* **EXERCISE DIRECTIONS**: From the listing below, extract every line containing "fill".
------ RECORDS TO PROCESS
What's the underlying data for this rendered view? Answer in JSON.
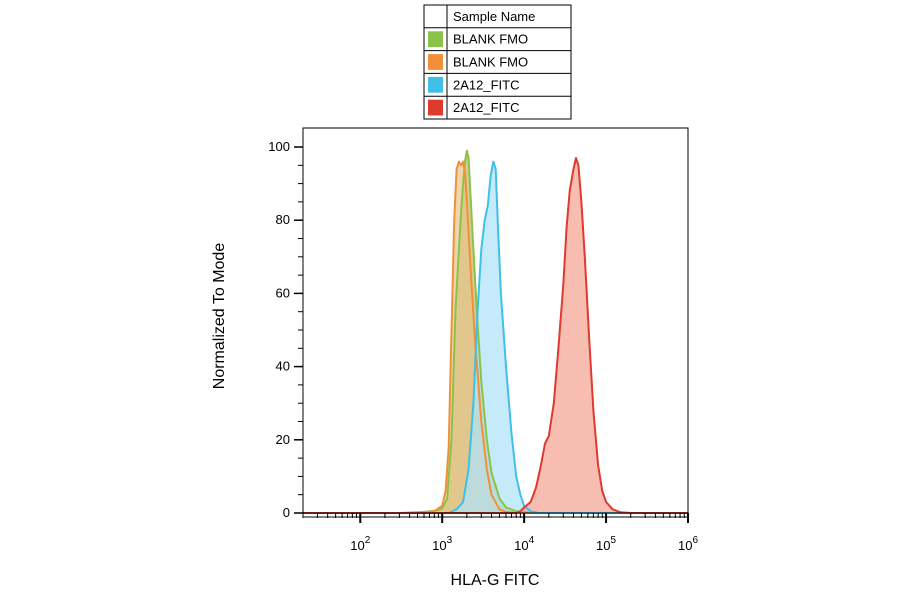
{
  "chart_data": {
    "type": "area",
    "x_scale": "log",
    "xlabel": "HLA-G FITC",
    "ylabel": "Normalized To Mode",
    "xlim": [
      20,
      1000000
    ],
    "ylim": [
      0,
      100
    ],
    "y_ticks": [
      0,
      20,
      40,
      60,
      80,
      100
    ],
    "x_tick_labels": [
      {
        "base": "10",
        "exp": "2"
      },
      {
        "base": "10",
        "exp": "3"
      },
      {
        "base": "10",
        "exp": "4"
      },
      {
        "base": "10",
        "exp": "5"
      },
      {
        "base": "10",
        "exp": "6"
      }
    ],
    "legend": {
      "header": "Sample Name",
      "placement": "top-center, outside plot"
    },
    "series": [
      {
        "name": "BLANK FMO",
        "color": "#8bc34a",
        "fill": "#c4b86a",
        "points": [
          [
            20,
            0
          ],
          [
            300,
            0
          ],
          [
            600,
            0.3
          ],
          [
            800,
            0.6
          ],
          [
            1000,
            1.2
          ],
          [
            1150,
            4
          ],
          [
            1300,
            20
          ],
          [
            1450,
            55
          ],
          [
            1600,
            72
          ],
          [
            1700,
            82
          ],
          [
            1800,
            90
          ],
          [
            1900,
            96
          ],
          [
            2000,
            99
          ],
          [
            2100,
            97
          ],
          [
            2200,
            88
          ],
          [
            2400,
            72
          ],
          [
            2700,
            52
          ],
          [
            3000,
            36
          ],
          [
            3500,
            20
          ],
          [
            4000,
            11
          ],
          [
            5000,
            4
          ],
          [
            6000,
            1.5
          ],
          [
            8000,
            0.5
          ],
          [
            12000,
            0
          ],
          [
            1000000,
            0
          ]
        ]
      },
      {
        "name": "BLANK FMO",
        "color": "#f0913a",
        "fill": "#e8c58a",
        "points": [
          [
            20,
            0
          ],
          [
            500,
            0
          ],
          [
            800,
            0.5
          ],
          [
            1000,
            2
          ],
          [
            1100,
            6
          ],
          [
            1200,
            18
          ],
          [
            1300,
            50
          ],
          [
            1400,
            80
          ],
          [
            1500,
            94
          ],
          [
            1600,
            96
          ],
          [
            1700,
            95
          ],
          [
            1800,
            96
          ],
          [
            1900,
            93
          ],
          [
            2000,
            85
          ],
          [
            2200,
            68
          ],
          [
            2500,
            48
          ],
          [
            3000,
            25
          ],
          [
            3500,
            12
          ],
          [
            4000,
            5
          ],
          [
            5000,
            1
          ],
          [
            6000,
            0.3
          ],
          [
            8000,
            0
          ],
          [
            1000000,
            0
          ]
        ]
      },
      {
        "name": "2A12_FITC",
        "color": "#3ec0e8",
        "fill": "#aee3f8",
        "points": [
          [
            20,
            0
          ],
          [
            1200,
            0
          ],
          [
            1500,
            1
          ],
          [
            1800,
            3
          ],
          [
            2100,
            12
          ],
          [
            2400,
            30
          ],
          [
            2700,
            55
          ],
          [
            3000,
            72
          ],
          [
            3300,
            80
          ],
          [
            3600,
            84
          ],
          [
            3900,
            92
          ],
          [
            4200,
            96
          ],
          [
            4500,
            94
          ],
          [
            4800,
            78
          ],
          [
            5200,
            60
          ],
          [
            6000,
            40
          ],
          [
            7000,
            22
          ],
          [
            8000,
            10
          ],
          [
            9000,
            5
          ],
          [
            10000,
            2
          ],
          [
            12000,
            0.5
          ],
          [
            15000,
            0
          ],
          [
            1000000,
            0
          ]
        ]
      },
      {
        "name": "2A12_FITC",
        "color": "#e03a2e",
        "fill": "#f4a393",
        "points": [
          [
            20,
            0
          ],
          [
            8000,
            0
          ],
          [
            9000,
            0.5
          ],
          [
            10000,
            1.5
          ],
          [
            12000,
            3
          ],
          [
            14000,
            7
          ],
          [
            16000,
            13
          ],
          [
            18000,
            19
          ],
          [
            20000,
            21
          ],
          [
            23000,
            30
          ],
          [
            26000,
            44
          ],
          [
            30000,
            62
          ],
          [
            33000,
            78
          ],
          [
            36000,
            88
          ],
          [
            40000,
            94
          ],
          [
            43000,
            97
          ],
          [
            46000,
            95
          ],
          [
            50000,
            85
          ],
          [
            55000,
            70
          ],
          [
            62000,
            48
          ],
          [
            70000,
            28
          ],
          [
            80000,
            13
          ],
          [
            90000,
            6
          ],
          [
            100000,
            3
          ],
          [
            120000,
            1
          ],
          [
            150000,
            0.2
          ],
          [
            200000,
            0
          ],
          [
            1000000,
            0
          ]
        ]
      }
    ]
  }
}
------------
------ RECORDS TO PROCESS
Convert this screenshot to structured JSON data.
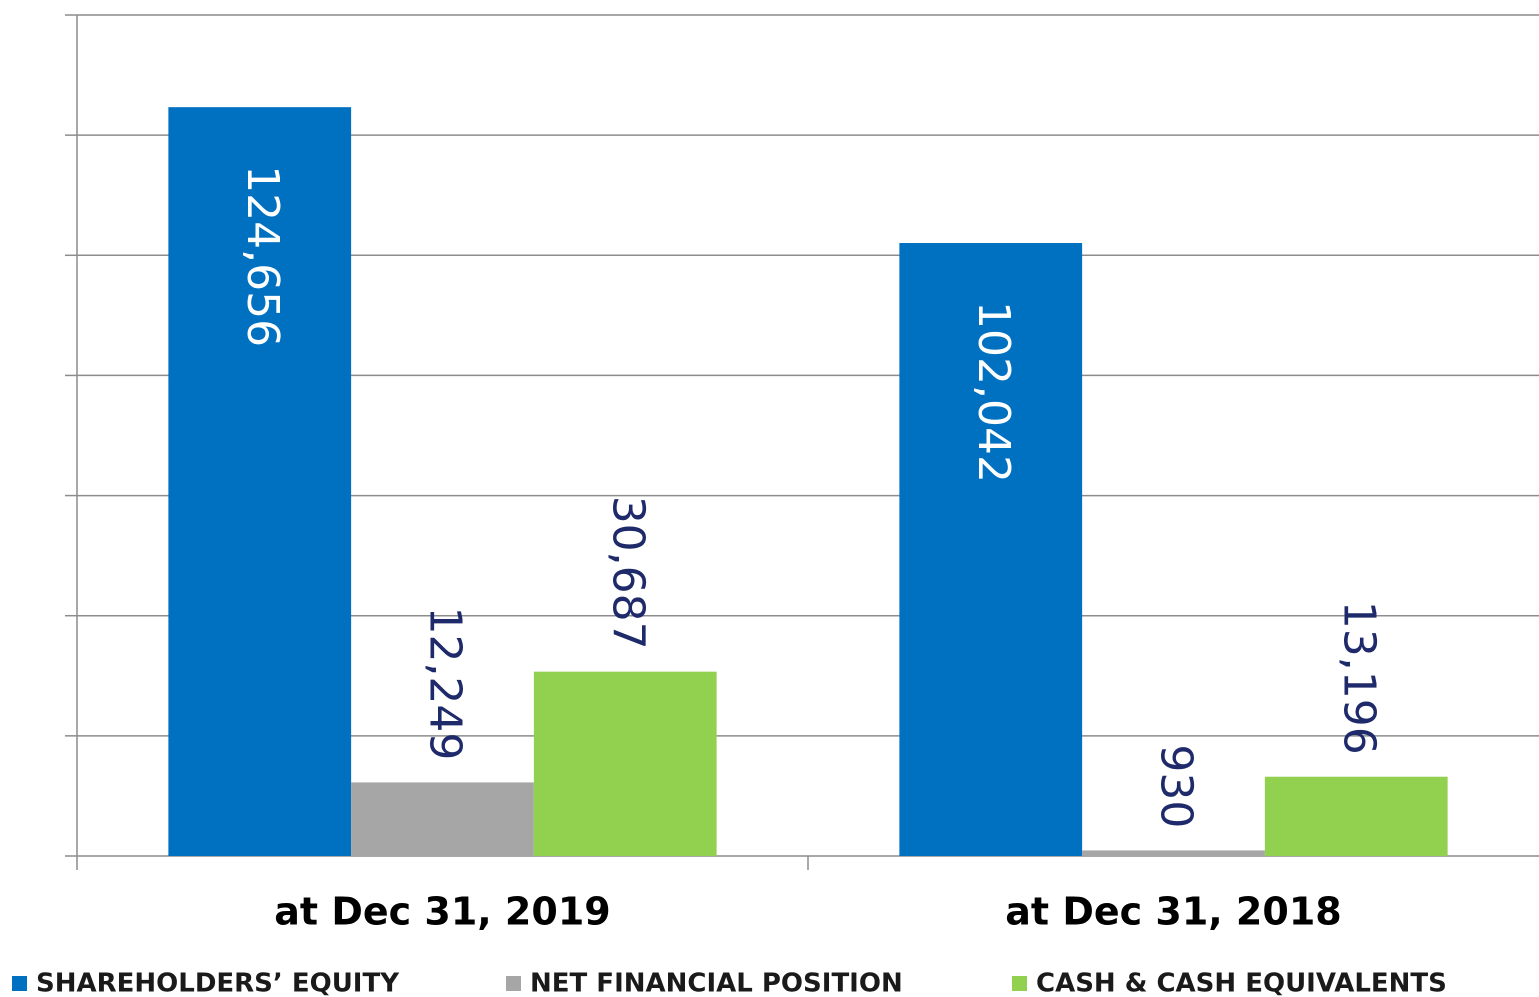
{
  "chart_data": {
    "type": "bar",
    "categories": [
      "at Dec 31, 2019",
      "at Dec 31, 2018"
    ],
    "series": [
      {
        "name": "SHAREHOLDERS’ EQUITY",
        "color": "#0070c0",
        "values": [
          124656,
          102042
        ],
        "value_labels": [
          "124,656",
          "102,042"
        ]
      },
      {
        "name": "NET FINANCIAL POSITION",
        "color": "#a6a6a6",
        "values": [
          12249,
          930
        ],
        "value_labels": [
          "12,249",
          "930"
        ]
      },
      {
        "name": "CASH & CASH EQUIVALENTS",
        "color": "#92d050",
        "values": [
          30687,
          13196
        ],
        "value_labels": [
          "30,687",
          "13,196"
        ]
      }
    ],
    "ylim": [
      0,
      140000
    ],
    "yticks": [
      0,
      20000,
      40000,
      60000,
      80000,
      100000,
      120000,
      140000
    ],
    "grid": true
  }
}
------------
* **FULL SOLUTION**:
        "fill": "#c4b86a",
        "fill": "#e8c58a",
        "fill": "#aee3f8",
        "fill": "#f4a393",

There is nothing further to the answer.